Stated problem –
Where a line contains the word "reasonable", copy that line in full.
● ● ● ●
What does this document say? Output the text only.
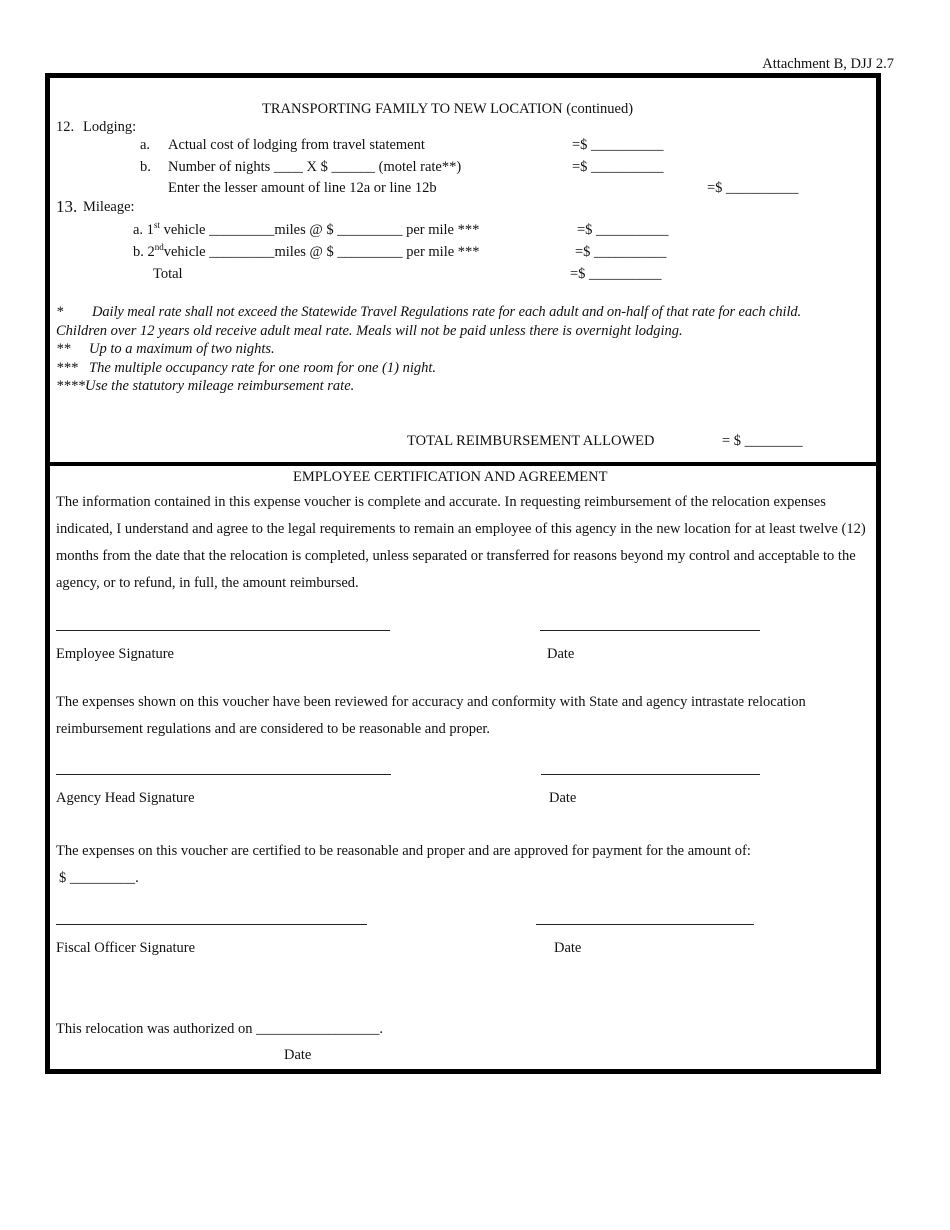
Attachment B, DJJ 2.7
TRANSPORTING FAMILY TO NEW LOCATION (continued)
12. Lodging:
a. Actual cost of lodging from travel statement	=$ __________
b. Number of nights ____ X $ ______ (motel rate**)	=$ __________
Enter the lesser amount of line 12a or line 12b	=$ __________
13. Mileage:
a. 1st vehicle _________miles @ $ _________ per mile ***	=$ __________
b. 2ndvehicle _________miles @ $ _________ per mile ***	=$ __________
Total	=$ __________
* Daily meal rate shall not exceed the Statewide Travel Regulations rate for each adult and on-half of that rate for each child.
Children over 12 years old receive adult meal rate. Meals will not be paid unless there is overnight lodging.
** Up to a maximum of two nights.
*** The multiple occupancy rate for one room for one (1) night.
****Use the statutory mileage reimbursement rate.
TOTAL REIMBURSEMENT ALLOWED	= $ ________
EMPLOYEE CERTIFICATION AND AGREEMENT
The information contained in this expense voucher is complete and accurate. In requesting reimbursement of the relocation expenses indicated, I understand and agree to the legal requirements to remain an employee of this agency in the new location for at least twelve (12) months from the date that the relocation is completed, unless separated or transferred for reasons beyond my control and acceptable to the agency, or to refund, in full, the amount reimbursed.
Employee Signature	Date
The expenses shown on this voucher have been reviewed for accuracy and conformity with State and agency intrastate relocation reimbursement regulations and are considered to be reasonable and proper.
Agency Head Signature	Date
The expenses on this voucher are certified to be reasonable and proper and are approved for payment for the amount of:
$ _________.
Fiscal Officer Signature	Date
This relocation was authorized on _________________.
Date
● ● ● ●
Solution –
The expenses shown on this voucher have been reviewed for accuracy and conformity with State and agency intrastate relocation reimbursement regulations and are considered to be reasonable and proper.
The expenses on this voucher are certified to be reasonable and proper and are approved for payment for the amount of:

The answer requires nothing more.